EXTRAIT DE TEXTE:
>>>>>
Ensuite parce que cela pourrait mener à un Internet à plusieurs vitesses : des clients "Premium" des opérateurs bénéficieraient d'un accès prioritaire à la bande passante, les autres se contenteraient d'un "service best effort". Avec toutes les dérives possibles : difficultés de développement pour de nouveaux entrants, abandon de la neutralité de l'opérateur, etc.
L'intérêt du rapport de l'OCDE, c'est qu'il pose pour une fois le problème en termes d'efficacité économique. Preuve en serait, selon l'organisation, le développement d'économies émergentes "à un rythme plus soutenu que les pays de l'OCDE, ce qui a permis de réduire la "fracture numérique" entre eux."
Un positionnement libéral, plaidant pour l'auto-régulation
Les conclusions de l'OCDE ne sont pas étonnantes en soi, tant elles se positionnent dans sa ligne libérale et dans la sacro-sainte auto-régulation. "Quand ils y sont autorisés, les acteurs du marché vont s'auto-organiser efficacement pour que les points d'échange de trafic Internet, produisant une bande passante au bénéfice de l'économie locale et réduisant significativement leurs coûts."
Mais elles rappellent quelques points capitaux : "L'architecture de l'Internet a montré qu'elle était remarquablement adaptable. (…) C'est la flexibilité de la structure, plus que les changements fondamentaux en son sein, qui a permis de soutenir cette croissance pour l'instant. Le marché d'échange de trafic Internet a assuré une connectivité universelle dans le monde entier, soutenue par les investissements pour s'adapter aux besoins de la croissance, et a apporté un environnement qui encourage la diversité et l'innovation chez tous les acteurs de l'Internet."
<<<<<
DONNÉES EXTRAITES:
>>>>>
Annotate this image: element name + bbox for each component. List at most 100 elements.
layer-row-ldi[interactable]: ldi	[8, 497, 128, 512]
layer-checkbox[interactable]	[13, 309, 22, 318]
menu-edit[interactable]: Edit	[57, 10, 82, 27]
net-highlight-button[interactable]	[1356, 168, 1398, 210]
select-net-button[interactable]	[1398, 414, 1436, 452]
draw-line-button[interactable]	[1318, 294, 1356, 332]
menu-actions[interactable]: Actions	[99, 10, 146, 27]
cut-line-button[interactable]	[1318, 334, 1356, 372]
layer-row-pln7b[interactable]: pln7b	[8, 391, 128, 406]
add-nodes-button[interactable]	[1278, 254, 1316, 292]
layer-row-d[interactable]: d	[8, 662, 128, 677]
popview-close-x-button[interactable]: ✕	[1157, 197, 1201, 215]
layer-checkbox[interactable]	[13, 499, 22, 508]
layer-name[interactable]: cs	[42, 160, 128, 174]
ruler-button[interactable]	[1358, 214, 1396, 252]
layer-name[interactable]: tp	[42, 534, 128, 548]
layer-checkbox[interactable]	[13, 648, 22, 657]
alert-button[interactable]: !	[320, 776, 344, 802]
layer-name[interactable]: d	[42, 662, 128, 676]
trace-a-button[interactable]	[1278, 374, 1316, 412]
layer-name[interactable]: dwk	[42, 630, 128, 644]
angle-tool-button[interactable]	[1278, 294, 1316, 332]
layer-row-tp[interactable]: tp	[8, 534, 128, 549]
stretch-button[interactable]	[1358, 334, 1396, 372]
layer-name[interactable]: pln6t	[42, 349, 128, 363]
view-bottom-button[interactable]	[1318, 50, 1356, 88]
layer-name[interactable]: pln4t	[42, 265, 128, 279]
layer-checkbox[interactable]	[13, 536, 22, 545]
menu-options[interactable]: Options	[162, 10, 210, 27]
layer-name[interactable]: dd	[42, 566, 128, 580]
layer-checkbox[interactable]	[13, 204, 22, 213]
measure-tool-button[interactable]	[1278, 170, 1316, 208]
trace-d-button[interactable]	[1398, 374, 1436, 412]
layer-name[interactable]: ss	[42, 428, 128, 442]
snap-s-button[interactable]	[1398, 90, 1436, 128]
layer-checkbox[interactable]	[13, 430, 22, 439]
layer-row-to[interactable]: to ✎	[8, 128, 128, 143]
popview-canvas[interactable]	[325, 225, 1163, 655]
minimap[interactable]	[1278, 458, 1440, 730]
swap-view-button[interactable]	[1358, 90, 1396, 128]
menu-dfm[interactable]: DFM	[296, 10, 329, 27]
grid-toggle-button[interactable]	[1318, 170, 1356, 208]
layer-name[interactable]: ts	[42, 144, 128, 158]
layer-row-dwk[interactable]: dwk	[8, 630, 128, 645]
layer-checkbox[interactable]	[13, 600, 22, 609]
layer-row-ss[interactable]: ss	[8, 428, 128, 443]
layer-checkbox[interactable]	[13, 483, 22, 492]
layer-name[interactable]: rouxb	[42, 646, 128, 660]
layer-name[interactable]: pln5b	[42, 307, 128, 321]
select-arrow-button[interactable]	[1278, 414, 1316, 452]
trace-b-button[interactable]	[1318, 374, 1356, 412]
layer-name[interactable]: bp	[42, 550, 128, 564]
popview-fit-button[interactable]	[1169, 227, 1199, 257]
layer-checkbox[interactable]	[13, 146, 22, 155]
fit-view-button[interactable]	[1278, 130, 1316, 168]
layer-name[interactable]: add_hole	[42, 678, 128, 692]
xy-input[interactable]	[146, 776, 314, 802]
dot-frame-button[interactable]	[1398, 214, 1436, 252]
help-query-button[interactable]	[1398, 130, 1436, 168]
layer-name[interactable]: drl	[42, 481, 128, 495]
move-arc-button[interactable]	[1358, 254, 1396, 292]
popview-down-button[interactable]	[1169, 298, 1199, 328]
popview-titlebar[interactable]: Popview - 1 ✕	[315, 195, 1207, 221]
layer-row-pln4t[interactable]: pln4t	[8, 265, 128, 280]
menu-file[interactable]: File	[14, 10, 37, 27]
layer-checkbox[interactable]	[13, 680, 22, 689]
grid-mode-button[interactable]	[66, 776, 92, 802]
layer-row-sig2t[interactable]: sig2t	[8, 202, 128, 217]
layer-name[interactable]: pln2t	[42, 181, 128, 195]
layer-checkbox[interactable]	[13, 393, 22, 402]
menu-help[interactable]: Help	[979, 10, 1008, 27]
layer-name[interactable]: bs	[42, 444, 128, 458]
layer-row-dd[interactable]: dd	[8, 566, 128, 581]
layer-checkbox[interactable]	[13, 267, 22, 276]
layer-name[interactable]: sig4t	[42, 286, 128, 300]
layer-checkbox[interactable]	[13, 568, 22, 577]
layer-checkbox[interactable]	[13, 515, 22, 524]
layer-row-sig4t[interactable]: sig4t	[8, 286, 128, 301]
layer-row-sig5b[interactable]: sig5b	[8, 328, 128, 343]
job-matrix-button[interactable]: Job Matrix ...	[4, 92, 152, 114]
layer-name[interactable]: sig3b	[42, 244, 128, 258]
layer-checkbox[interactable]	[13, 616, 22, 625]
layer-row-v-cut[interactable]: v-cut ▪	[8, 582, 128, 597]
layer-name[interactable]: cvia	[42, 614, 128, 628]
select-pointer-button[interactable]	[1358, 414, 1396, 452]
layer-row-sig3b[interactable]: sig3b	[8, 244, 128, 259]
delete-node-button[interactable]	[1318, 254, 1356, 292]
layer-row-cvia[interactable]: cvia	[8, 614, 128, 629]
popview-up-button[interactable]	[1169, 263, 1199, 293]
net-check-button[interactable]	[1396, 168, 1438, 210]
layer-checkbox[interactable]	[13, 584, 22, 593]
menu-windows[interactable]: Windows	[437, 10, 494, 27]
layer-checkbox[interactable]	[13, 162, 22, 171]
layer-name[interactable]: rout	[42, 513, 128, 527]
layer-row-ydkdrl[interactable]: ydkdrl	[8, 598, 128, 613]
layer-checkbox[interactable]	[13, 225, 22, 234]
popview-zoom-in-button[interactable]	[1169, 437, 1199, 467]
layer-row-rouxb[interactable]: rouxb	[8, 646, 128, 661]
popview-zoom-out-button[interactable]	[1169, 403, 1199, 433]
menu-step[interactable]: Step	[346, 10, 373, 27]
<<<<<
CONSIGNE:
Les affirmations suivantes concordent-elles avec l'extrait sur le rapport de l'OCDE ? Pour chacune, répondez par oui ou non et citez mot pour mot les termes décisifs de l'extrait.
1. Selon l'OCDE, les économies émergentes se sont développées plus vite que les pays de l'OCDE.
2. L'extrait juge les conclusions de l'OCDE surprenantes.
3. D'après l'OCDE, ce sont avant tout des changements fondamentaux au sein de l'Internet qui ont soutenu sa croissance.

RÉPONSE:
1. Oui : « le développement d'économies émergentes "à un rythme plus soutenu que les pays de l'OCDE »
2. Non : « Les conclusions de l'OCDE ne sont pas étonnantes en soi »
3. Non : « C'est la flexibilité de la structure, plus que les changements fondamentaux en son sein, qui a permis de soutenir cette croissance pour l'instant. »